### LISTED RECORDS:
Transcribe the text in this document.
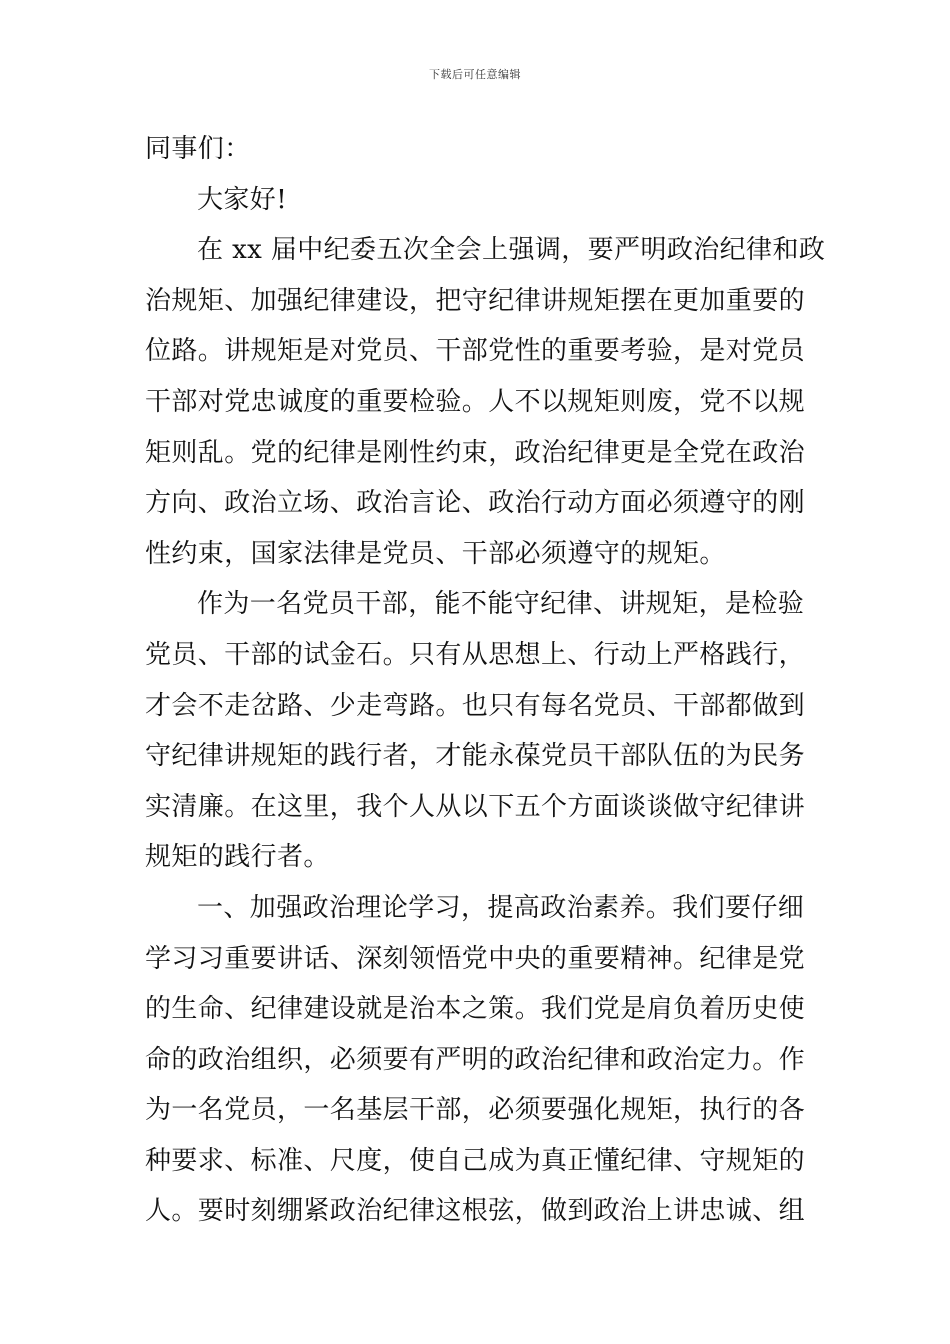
下载后可任意编辑
同事们：
大家好!
在 xx 届中纪委五次全会上强调，要严明政治纪律和政
治规矩、加强纪律建设，把守纪律讲规矩摆在更加重要的
位路。讲规矩是对党员、干部党性的重要考验，是对党员
干部对党忠诚度的重要检验。人不以规矩则废，党不以规
矩则乱。党的纪律是刚性约束，政治纪律更是全党在政治
方向、政治立场、政治言论、政治行动方面必须遵守的刚
性约束，国家法律是党员、干部必须遵守的规矩。
作为一名党员干部，能不能守纪律、讲规矩，是检验
党员、干部的试金石。只有从思想上、行动上严格践行，
才会不走岔路、少走弯路。也只有每名党员、干部都做到
守纪律讲规矩的践行者，才能永葆党员干部队伍的为民务
实清廉。在这里，我个人从以下五个方面谈谈做守纪律讲
规矩的践行者。
一、加强政治理论学习，提高政治素养。我们要仔细
学习习重要讲话、深刻领悟党中央的重要精神。纪律是党
的生命、纪律建设就是治本之策。我们党是肩负着历史使
命的政治组织，必须要有严明的政治纪律和政治定力。作
为一名党员，一名基层干部，必须要强化规矩，执行的各
种要求、标准、尺度，使自己成为真正懂纪律、守规矩的
人。要时刻绷紧政治纪律这根弦，做到政治上讲忠诚、组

### GIVEN TASK:
All of the records need repeating exactly, except for the pictures.

### REPLY:
Transcribe the text in this document.
下载后可任意编辑
同事们：
大家好!
在 xx 届中纪委五次全会上强调，要严明政治纪律和政
治规矩、加强纪律建设，把守纪律讲规矩摆在更加重要的
位路。讲规矩是对党员、干部党性的重要考验，是对党员
干部对党忠诚度的重要检验。人不以规矩则废，党不以规
矩则乱。党的纪律是刚性约束，政治纪律更是全党在政治
方向、政治立场、政治言论、政治行动方面必须遵守的刚
性约束，国家法律是党员、干部必须遵守的规矩。
作为一名党员干部，能不能守纪律、讲规矩，是检验
党员、干部的试金石。只有从思想上、行动上严格践行，
才会不走岔路、少走弯路。也只有每名党员、干部都做到
守纪律讲规矩的践行者，才能永葆党员干部队伍的为民务
实清廉。在这里，我个人从以下五个方面谈谈做守纪律讲
规矩的践行者。
一、加强政治理论学习，提高政治素养。我们要仔细
学习习重要讲话、深刻领悟党中央的重要精神。纪律是党
的生命、纪律建设就是治本之策。我们党是肩负着历史使
命的政治组织，必须要有严明的政治纪律和政治定力。作
为一名党员，一名基层干部，必须要强化规矩，执行的各
种要求、标准、尺度，使自己成为真正懂纪律、守规矩的
人。要时刻绷紧政治纪律这根弦，做到政治上讲忠诚、组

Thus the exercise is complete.